Objective: Output the material below in full, exactly as it is.

Raw records:
================================
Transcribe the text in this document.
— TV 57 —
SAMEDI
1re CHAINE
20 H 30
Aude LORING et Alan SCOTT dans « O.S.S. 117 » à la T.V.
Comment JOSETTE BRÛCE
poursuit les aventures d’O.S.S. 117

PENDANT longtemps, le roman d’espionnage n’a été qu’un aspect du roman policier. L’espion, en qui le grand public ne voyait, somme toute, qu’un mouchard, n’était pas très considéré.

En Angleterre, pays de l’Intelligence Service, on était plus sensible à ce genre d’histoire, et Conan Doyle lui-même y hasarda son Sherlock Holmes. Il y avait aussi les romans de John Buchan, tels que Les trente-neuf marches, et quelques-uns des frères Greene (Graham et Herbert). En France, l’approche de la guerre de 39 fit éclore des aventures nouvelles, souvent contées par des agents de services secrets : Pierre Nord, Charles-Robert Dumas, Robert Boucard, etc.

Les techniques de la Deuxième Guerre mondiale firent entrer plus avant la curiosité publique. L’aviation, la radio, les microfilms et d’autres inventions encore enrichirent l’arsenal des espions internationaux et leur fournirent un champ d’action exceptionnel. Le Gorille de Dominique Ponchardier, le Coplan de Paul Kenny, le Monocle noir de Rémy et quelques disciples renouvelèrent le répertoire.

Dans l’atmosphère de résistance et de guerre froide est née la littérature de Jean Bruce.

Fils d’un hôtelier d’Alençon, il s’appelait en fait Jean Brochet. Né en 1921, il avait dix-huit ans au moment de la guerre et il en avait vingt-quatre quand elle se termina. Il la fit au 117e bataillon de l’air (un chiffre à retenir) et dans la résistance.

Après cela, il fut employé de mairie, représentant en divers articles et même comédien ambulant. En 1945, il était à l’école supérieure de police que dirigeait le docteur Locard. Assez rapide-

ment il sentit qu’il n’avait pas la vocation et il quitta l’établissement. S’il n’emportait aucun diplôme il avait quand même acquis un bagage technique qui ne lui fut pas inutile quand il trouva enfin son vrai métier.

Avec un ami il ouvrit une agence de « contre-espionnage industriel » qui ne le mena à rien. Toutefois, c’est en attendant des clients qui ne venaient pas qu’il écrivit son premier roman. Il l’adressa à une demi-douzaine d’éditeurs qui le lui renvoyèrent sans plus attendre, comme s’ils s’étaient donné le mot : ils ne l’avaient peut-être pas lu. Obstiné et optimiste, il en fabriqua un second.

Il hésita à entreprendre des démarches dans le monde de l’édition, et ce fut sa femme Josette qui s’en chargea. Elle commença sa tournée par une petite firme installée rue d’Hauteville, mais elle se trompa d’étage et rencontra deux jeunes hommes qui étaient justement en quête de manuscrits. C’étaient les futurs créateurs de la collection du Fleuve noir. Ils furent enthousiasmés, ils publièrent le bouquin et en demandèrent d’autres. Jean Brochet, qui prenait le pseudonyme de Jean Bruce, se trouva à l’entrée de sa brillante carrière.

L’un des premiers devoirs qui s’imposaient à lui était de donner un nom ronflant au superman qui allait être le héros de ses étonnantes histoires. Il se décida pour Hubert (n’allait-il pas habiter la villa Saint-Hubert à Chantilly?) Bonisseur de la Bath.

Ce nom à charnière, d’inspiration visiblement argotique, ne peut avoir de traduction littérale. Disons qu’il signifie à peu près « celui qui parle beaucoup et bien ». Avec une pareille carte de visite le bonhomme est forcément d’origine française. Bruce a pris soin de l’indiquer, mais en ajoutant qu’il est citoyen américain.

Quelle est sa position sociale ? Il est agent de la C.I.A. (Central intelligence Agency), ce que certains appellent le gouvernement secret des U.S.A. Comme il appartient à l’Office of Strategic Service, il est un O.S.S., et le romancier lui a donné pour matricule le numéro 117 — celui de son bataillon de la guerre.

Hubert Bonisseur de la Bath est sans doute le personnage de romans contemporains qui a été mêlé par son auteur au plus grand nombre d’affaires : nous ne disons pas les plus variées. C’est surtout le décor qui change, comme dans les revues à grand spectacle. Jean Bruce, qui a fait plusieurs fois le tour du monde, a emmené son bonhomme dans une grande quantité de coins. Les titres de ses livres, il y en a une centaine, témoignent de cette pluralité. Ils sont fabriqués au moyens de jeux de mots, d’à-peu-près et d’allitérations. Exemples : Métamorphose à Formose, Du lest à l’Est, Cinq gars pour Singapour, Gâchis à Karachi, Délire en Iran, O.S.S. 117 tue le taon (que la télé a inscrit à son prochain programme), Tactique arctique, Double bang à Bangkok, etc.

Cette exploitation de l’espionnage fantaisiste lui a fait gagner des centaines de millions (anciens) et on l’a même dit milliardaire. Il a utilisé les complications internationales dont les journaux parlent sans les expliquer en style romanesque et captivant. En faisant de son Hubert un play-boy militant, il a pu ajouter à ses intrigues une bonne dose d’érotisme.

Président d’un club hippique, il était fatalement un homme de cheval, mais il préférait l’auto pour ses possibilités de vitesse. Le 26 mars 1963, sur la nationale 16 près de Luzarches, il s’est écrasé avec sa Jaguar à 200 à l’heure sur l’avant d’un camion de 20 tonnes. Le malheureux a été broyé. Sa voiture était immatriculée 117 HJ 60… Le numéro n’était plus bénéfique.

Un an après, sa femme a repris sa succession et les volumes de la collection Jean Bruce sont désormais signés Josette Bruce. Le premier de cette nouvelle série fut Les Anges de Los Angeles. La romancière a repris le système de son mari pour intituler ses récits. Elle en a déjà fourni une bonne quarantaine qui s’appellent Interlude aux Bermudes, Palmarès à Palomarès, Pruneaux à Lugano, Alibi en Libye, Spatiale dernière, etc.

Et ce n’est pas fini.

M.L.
================================
Task output:
Transcribe the text in this document.
— TV 57 —
SAMEDI
1re CHAINE
20 H 30
Aude LORING et Alan SCOTT dans « O.S.S. 117 » à la T.V.
Comment JOSETTE BRÛCE
poursuit les aventures d’O.S.S. 117

PENDANT longtemps, le roman d’espionnage n’a été qu’un aspect du roman policier. L’espion, en qui le grand public ne voyait, somme toute, qu’un mouchard, n’était pas très considéré.

En Angleterre, pays de l’Intelligence Service, on était plus sensible à ce genre d’histoire, et Conan Doyle lui-même y hasarda son Sherlock Holmes. Il y avait aussi les romans de John Buchan, tels que Les trente-neuf marches, et quelques-uns des frères Greene (Graham et Herbert). En France, l’approche de la guerre de 39 fit éclore des aventures nouvelles, souvent contées par des agents de services secrets : Pierre Nord, Charles-Robert Dumas, Robert Boucard, etc.

Les techniques de la Deuxième Guerre mondiale firent entrer plus avant la curiosité publique. L’aviation, la radio, les microfilms et d’autres inventions encore enrichirent l’arsenal des espions internationaux et leur fournirent un champ d’action exceptionnel. Le Gorille de Dominique Ponchardier, le Coplan de Paul Kenny, le Monocle noir de Rémy et quelques disciples renouvelèrent le répertoire.

Dans l’atmosphère de résistance et de guerre froide est née la littérature de Jean Bruce.

Fils d’un hôtelier d’Alençon, il s’appelait en fait Jean Brochet. Né en 1921, il avait dix-huit ans au moment de la guerre et il en avait vingt-quatre quand elle se termina. Il la fit au 117e bataillon de l’air (un chiffre à retenir) et dans la résistance.

Après cela, il fut employé de mairie, représentant en divers articles et même comédien ambulant. En 1945, il était à l’école supérieure de police que dirigeait le docteur Locard. Assez rapide-

ment il sentit qu’il n’avait pas la vocation et il quitta l’établissement. S’il n’emportait aucun diplôme il avait quand même acquis un bagage technique qui ne lui fut pas inutile quand il trouva enfin son vrai métier.

Avec un ami il ouvrit une agence de « contre-espionnage industriel » qui ne le mena à rien. Toutefois, c’est en attendant des clients qui ne venaient pas qu’il écrivit son premier roman. Il l’adressa à une demi-douzaine d’éditeurs qui le lui renvoyèrent sans plus attendre, comme s’ils s’étaient donné le mot : ils ne l’avaient peut-être pas lu. Obstiné et optimiste, il en fabriqua un second.

Il hésita à entreprendre des démarches dans le monde de l’édition, et ce fut sa femme Josette qui s’en chargea. Elle commença sa tournée par une petite firme installée rue d’Hauteville, mais elle se trompa d’étage et rencontra deux jeunes hommes qui étaient justement en quête de manuscrits. C’étaient les futurs créateurs de la collection du Fleuve noir. Ils furent enthousiasmés, ils publièrent le bouquin et en demandèrent d’autres. Jean Brochet, qui prenait le pseudonyme de Jean Bruce, se trouva à l’entrée de sa brillante carrière.

L’un des premiers devoirs qui s’imposaient à lui était de donner un nom ronflant au superman qui allait être le héros de ses étonnantes histoires. Il se décida pour Hubert (n’allait-il pas habiter la villa Saint-Hubert à Chantilly?) Bonisseur de la Bath.

Ce nom à charnière, d’inspiration visiblement argotique, ne peut avoir de traduction littérale. Disons qu’il signifie à peu près « celui qui parle beaucoup et bien ». Avec une pareille carte de visite le bonhomme est forcément d’origine française. Bruce a pris soin de l’indiquer, mais en ajoutant qu’il est citoyen américain.

Quelle est sa position sociale ? Il est agent de la C.I.A. (Central intelligence Agency), ce que certains appellent le gouvernement secret des U.S.A. Comme il appartient à l’Office of Strategic Service, il est un O.S.S., et le romancier lui a donné pour matricule le numéro 117 — celui de son bataillon de la guerre.

Hubert Bonisseur de la Bath est sans doute le personnage de romans contemporains qui a été mêlé par son auteur au plus grand nombre d’affaires : nous ne disons pas les plus variées. C’est surtout le décor qui change, comme dans les revues à grand spectacle. Jean Bruce, qui a fait plusieurs fois le tour du monde, a emmené son bonhomme dans une grande quantité de coins. Les titres de ses livres, il y en a une centaine, témoignent de cette pluralité. Ils sont fabriqués au moyens de jeux de mots, d’à-peu-près et d’allitérations. Exemples : Métamorphose à Formose, Du lest à l’Est, Cinq gars pour Singapour, Gâchis à Karachi, Délire en Iran, O.S.S. 117 tue le taon (que la télé a inscrit à son prochain programme), Tactique arctique, Double bang à Bangkok, etc.

Cette exploitation de l’espionnage fantaisiste lui a fait gagner des centaines de millions (anciens) et on l’a même dit milliardaire. Il a utilisé les complications internationales dont les journaux parlent sans les expliquer en style romanesque et captivant. En faisant de son Hubert un play-boy militant, il a pu ajouter à ses intrigues une bonne dose d’érotisme.

Président d’un club hippique, il était fatalement un homme de cheval, mais il préférait l’auto pour ses possibilités de vitesse. Le 26 mars 1963, sur la nationale 16 près de Luzarches, il s’est écrasé avec sa Jaguar à 200 à l’heure sur l’avant d’un camion de 20 tonnes. Le malheureux a été broyé. Sa voiture était immatriculée 117 HJ 60… Le numéro n’était plus bénéfique.

Un an après, sa femme a repris sa succession et les volumes de la collection Jean Bruce sont désormais signés Josette Bruce. Le premier de cette nouvelle série fut Les Anges de Los Angeles. La romancière a repris le système de son mari pour intituler ses récits. Elle en a déjà fourni une bonne quarantaine qui s’appellent Interlude aux Bermudes, Palmarès à Palomarès, Pruneaux à Lugano, Alibi en Libye, Spatiale dernière, etc.

Et ce n’est pas fini.

M.L.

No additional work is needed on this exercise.